- MATERIAL FOR THIS TASK -
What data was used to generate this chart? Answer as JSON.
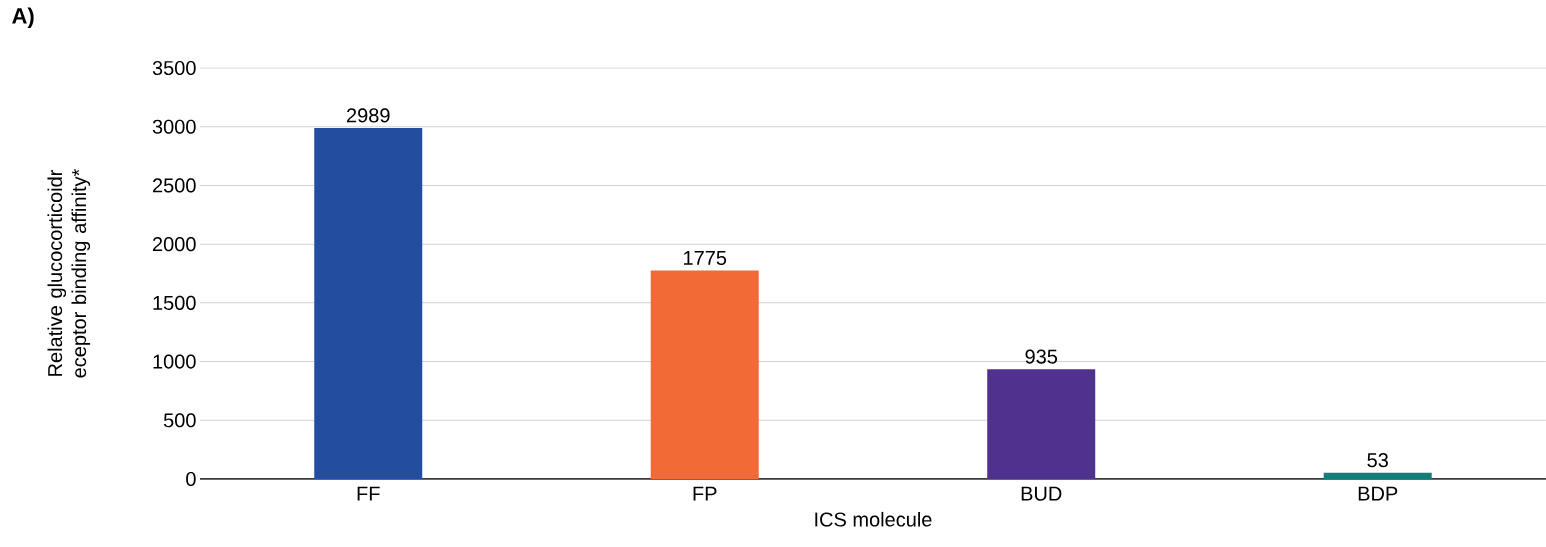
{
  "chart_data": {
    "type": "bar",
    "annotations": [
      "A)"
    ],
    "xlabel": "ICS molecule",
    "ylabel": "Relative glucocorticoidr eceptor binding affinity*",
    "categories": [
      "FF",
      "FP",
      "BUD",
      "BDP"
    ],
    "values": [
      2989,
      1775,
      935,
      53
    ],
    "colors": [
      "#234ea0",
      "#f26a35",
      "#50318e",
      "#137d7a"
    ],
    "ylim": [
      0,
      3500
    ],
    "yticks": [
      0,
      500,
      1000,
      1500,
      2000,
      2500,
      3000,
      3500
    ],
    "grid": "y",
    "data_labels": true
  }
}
---
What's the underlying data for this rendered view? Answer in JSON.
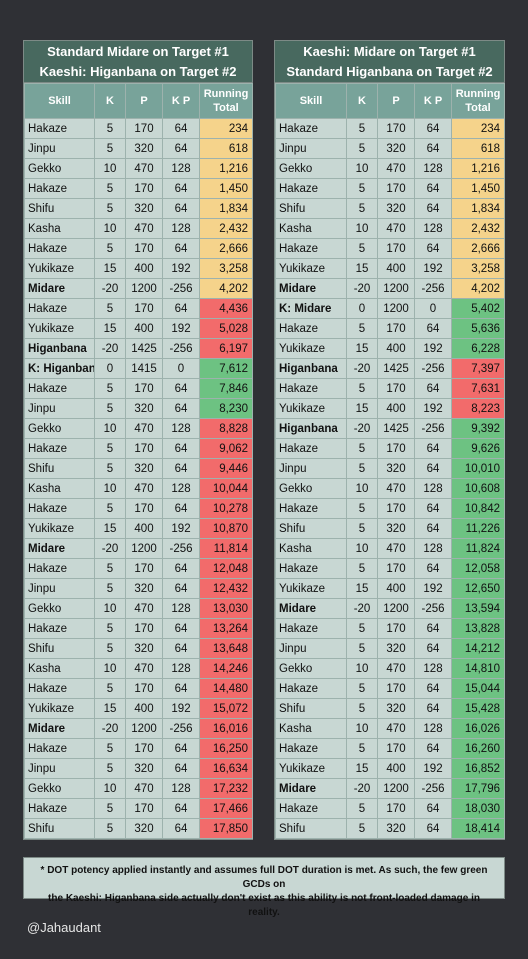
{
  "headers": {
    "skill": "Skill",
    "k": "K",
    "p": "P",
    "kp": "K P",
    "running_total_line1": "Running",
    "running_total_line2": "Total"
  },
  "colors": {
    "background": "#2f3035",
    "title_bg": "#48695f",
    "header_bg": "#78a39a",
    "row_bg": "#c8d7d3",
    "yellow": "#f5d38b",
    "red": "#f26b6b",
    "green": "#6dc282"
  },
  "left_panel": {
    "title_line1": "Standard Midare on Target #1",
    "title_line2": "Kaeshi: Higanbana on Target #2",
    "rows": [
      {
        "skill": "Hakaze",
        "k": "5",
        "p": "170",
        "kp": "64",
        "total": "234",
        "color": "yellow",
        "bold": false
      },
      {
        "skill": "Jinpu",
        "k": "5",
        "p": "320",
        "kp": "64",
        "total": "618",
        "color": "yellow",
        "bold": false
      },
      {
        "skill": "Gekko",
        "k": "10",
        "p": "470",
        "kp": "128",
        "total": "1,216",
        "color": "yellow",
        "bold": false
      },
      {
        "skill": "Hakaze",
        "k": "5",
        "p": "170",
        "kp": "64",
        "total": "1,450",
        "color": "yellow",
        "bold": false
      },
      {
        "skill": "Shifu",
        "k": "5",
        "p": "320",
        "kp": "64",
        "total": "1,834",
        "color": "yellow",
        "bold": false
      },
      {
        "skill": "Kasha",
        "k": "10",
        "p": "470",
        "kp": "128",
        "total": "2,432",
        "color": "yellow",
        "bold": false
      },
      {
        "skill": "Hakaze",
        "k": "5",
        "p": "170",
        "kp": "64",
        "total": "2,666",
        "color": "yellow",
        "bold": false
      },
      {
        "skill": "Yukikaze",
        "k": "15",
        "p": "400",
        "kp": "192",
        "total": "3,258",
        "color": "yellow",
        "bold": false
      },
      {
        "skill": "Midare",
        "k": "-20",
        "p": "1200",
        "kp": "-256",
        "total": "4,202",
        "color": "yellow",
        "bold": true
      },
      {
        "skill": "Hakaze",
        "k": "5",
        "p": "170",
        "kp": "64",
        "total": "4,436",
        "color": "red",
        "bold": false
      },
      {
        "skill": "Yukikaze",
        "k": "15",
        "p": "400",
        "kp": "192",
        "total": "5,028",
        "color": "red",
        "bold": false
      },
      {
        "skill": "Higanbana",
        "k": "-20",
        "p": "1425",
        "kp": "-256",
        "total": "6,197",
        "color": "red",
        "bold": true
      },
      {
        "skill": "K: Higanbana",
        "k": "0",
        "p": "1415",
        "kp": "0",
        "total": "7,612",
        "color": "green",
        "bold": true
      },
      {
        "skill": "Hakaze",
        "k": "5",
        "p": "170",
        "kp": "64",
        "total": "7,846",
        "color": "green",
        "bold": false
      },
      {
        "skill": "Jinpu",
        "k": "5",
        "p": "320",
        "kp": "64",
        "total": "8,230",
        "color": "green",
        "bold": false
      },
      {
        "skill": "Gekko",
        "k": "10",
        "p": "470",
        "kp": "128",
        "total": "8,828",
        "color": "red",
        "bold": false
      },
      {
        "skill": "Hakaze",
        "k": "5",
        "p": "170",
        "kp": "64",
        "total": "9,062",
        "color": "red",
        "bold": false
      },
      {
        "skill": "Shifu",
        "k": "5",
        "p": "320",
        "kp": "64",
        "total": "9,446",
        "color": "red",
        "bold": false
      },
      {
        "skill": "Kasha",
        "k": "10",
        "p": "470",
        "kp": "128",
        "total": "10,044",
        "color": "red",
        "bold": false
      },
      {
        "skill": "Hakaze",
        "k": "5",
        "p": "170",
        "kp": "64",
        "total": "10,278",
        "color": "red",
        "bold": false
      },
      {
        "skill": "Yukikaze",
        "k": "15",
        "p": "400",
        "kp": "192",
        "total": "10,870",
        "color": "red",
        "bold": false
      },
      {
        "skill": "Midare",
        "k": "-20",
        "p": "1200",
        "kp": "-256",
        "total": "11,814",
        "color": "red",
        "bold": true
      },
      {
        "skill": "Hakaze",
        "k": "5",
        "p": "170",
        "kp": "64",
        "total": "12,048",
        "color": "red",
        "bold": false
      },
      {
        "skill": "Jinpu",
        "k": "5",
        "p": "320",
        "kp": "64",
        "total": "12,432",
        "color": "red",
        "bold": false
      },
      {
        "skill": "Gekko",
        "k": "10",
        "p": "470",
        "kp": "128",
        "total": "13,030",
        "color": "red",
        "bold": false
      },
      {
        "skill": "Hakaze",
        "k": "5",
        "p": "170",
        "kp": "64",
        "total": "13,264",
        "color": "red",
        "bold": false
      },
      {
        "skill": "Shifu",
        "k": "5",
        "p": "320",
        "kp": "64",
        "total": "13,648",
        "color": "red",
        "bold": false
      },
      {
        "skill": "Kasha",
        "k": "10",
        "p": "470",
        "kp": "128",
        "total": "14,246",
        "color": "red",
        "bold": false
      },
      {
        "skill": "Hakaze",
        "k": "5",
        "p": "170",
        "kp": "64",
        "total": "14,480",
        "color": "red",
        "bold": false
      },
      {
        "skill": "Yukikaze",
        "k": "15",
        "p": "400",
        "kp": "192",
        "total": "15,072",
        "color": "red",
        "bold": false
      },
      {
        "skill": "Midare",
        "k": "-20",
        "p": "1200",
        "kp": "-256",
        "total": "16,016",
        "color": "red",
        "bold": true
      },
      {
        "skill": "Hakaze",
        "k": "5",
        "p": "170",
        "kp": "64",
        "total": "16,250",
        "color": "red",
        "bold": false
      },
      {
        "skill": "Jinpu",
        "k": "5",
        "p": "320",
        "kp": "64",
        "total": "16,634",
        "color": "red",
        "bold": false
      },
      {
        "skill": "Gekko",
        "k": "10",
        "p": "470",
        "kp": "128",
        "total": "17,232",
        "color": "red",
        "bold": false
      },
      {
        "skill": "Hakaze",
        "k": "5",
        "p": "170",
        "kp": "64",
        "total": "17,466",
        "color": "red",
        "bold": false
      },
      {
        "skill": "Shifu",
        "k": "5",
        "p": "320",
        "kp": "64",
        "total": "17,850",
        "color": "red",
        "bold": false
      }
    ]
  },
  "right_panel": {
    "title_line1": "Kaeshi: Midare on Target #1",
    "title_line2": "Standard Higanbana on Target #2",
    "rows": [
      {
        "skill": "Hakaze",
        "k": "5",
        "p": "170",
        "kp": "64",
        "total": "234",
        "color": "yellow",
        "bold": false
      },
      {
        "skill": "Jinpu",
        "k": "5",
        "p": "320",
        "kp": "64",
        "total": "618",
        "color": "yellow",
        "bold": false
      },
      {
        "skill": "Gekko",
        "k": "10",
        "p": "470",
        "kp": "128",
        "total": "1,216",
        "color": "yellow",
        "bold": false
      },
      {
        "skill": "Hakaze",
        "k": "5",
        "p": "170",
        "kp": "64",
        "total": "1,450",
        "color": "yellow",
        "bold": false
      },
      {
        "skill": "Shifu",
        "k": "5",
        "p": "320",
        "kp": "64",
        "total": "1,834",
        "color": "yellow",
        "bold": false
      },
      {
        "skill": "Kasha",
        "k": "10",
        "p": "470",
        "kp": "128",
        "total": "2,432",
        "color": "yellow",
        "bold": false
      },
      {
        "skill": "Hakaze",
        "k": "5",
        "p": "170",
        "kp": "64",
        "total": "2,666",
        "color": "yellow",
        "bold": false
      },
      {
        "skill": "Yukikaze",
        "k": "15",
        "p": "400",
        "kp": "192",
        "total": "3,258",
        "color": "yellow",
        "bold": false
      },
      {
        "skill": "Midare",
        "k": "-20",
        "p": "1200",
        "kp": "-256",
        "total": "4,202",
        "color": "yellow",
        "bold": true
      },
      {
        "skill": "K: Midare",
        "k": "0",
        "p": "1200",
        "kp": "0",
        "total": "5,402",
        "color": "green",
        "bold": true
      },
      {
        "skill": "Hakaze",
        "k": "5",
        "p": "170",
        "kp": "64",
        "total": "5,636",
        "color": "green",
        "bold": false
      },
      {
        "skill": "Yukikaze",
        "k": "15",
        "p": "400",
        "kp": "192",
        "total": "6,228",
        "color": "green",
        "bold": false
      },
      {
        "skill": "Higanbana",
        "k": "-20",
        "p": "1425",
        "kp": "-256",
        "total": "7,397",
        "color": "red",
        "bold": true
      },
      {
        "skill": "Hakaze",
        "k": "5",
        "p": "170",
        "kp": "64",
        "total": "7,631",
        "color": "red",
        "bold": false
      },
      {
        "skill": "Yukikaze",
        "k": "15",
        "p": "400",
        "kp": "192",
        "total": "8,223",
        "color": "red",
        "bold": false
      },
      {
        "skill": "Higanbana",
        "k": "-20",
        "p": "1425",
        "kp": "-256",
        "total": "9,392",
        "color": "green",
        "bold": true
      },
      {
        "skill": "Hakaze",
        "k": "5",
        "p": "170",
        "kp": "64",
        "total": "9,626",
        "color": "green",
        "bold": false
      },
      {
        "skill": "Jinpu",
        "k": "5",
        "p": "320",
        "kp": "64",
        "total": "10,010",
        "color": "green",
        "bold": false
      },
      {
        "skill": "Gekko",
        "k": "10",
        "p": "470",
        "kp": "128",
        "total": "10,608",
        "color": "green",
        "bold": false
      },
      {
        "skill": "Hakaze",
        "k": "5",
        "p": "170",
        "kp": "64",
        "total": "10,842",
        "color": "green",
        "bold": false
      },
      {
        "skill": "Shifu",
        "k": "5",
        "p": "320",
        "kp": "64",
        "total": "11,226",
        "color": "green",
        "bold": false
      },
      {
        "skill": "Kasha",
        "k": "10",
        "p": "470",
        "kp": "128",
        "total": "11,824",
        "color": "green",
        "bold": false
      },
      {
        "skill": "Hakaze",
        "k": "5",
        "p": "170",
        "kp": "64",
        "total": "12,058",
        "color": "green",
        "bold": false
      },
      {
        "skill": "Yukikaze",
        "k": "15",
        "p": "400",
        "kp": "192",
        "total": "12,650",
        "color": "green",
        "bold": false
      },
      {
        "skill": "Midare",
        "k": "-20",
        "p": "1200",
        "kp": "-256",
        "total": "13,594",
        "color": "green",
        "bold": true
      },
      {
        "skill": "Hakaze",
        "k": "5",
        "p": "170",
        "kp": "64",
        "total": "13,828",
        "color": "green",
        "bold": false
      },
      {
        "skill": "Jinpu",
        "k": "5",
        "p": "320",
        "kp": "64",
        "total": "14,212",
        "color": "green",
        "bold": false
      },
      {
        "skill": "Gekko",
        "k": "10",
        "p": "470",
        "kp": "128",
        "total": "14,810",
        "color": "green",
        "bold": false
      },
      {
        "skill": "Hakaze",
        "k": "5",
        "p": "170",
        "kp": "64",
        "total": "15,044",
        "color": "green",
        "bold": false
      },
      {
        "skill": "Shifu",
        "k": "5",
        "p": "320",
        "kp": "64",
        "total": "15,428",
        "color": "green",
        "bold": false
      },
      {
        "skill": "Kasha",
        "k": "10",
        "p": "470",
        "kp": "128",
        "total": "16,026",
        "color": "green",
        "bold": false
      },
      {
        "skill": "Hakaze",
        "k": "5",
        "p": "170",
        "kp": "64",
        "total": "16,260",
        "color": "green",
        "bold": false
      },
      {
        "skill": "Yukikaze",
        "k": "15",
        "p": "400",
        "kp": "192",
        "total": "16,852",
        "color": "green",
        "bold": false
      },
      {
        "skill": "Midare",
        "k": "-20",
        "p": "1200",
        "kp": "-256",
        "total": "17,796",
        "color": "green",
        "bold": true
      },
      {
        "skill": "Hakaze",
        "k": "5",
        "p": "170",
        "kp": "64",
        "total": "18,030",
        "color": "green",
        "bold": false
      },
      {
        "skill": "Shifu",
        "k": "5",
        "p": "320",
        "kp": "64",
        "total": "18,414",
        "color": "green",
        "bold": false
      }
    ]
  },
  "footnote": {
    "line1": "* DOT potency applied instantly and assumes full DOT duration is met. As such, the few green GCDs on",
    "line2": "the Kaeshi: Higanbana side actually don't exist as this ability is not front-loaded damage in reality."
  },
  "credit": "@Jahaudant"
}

- INSTRUCTIONS TO FOLLOW -
Go through the listing above and return every line where the word "Standard" occurs.

- THE RESULT -
    "title_line1": "Standard Midare on Target #1",
    "title_line2": "Standard Higanbana on Target #2",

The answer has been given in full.